Work to be completed
Output word for word the lines from the one with "What data populates" to the final line of the data, both ends included, but skip the pictures.

Task input
○ ○ ○

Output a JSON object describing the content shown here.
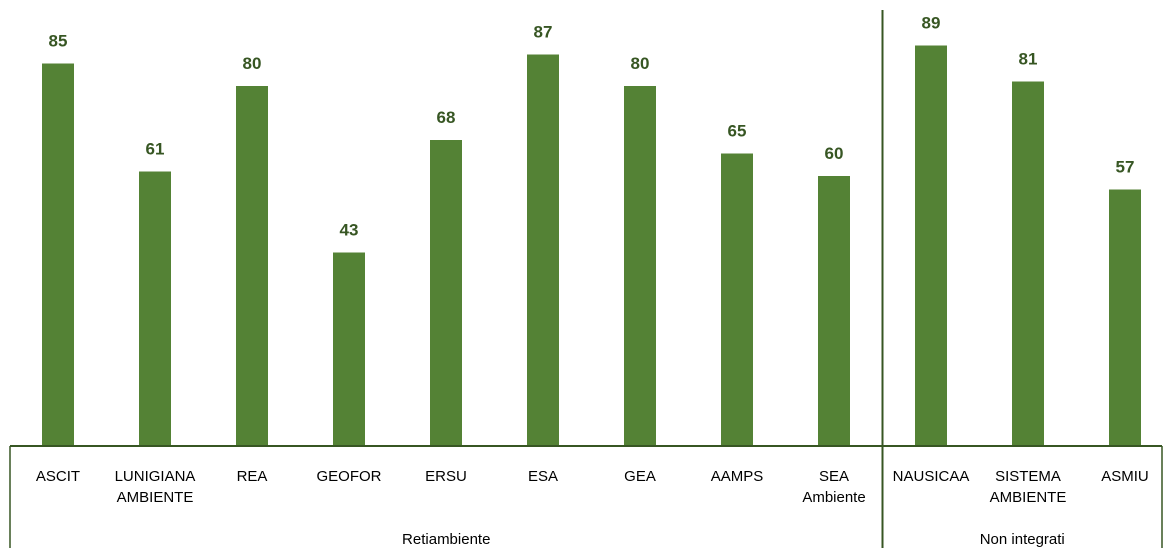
{
  "chart_data": {
    "type": "bar",
    "title": "",
    "xlabel": "",
    "ylabel": "",
    "ylim": [
      0,
      100
    ],
    "grid": false,
    "legend": "none",
    "bar_color": "#548235",
    "label_color": "#375623",
    "categories": [
      [
        "ASCIT"
      ],
      [
        "LUNIGIANA",
        "AMBIENTE"
      ],
      [
        "REA"
      ],
      [
        "GEOFOR"
      ],
      [
        "ERSU"
      ],
      [
        "ESA"
      ],
      [
        "GEA"
      ],
      [
        "AAMPS"
      ],
      [
        "SEA",
        "Ambiente"
      ],
      [
        "NAUSICAA"
      ],
      [
        "SISTEMA",
        "AMBIENTE"
      ],
      [
        "ASMIU"
      ]
    ],
    "values": [
      85,
      61,
      80,
      43,
      68,
      87,
      80,
      65,
      60,
      89,
      81,
      57
    ],
    "groups": [
      {
        "label": "Retiambiente",
        "start": 0,
        "end": 8
      },
      {
        "label": "Non integrati",
        "start": 9,
        "end": 11
      }
    ]
  }
}
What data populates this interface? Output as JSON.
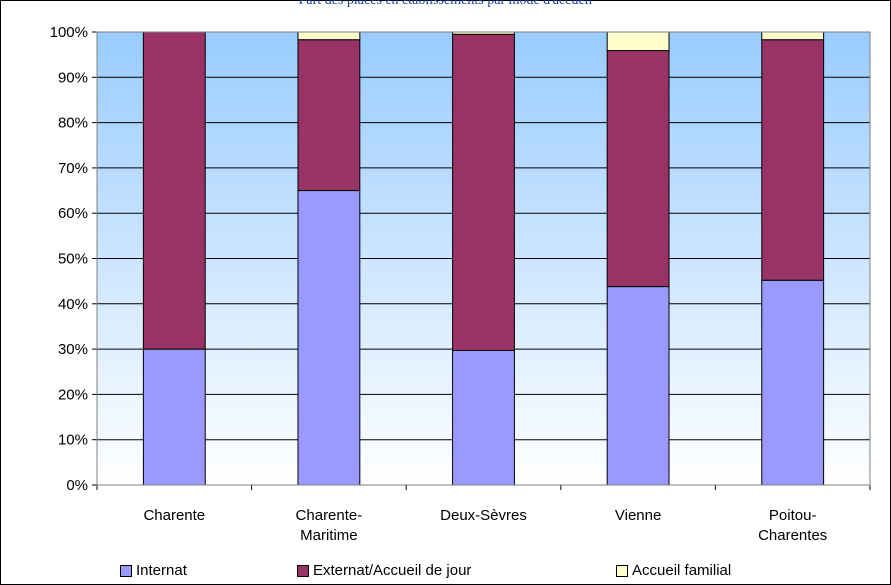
{
  "chart_data": {
    "type": "bar",
    "stacked": true,
    "title": "Part des places en établissements par mode d'accueil",
    "categories": [
      "Charente",
      "Charente-Maritime",
      "Deux-Sèvres",
      "Vienne",
      "Poitou-Charentes"
    ],
    "category_lines": [
      [
        "Charente"
      ],
      [
        "Charente-",
        "Maritime"
      ],
      [
        "Deux-Sèvres"
      ],
      [
        "Vienne"
      ],
      [
        "Poitou-",
        "Charentes"
      ]
    ],
    "series": [
      {
        "name": "Internat",
        "color": "#9999ff",
        "values": [
          30,
          65,
          29.7,
          43.8,
          45.2
        ]
      },
      {
        "name": "Externat/Accueil de jour",
        "color": "#993366",
        "values": [
          70,
          33.3,
          69.8,
          52.1,
          53.1
        ]
      },
      {
        "name": "Accueil familial",
        "color": "#ffffcc",
        "values": [
          0,
          1.7,
          0.5,
          4.1,
          1.7
        ]
      }
    ],
    "ylim": [
      0,
      100
    ],
    "yticks": [
      "0%",
      "10%",
      "20%",
      "30%",
      "40%",
      "50%",
      "60%",
      "70%",
      "80%",
      "90%",
      "100%"
    ],
    "grid": true,
    "legend_position": "bottom",
    "background": [
      "#99ccff",
      "#ffffff"
    ]
  }
}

○ ○ ○

Right answer
What data populates this interface? Output as JSON.
{
  "chart_data": {
    "type": "bar",
    "stacked": true,
    "title": "Part des places en établissements par mode d'accueil",
    "categories": [
      "Charente",
      "Charente-Maritime",
      "Deux-Sèvres",
      "Vienne",
      "Poitou-Charentes"
    ],
    "category_lines": [
      [
        "Charente"
      ],
      [
        "Charente-",
        "Maritime"
      ],
      [
        "Deux-Sèvres"
      ],
      [
        "Vienne"
      ],
      [
        "Poitou-",
        "Charentes"
      ]
    ],
    "series": [
      {
        "name": "Internat",
        "color": "#9999ff",
        "values": [
          30,
          65,
          29.7,
          43.8,
          45.2
        ]
      },
      {
        "name": "Externat/Accueil de jour",
        "color": "#993366",
        "values": [
          70,
          33.3,
          69.8,
          52.1,
          53.1
        ]
      },
      {
        "name": "Accueil familial",
        "color": "#ffffcc",
        "values": [
          0,
          1.7,
          0.5,
          4.1,
          1.7
        ]
      }
    ],
    "ylim": [
      0,
      100
    ],
    "yticks": [
      "0%",
      "10%",
      "20%",
      "30%",
      "40%",
      "50%",
      "60%",
      "70%",
      "80%",
      "90%",
      "100%"
    ],
    "grid": true,
    "legend_position": "bottom",
    "background": [
      "#99ccff",
      "#ffffff"
    ]
  }
}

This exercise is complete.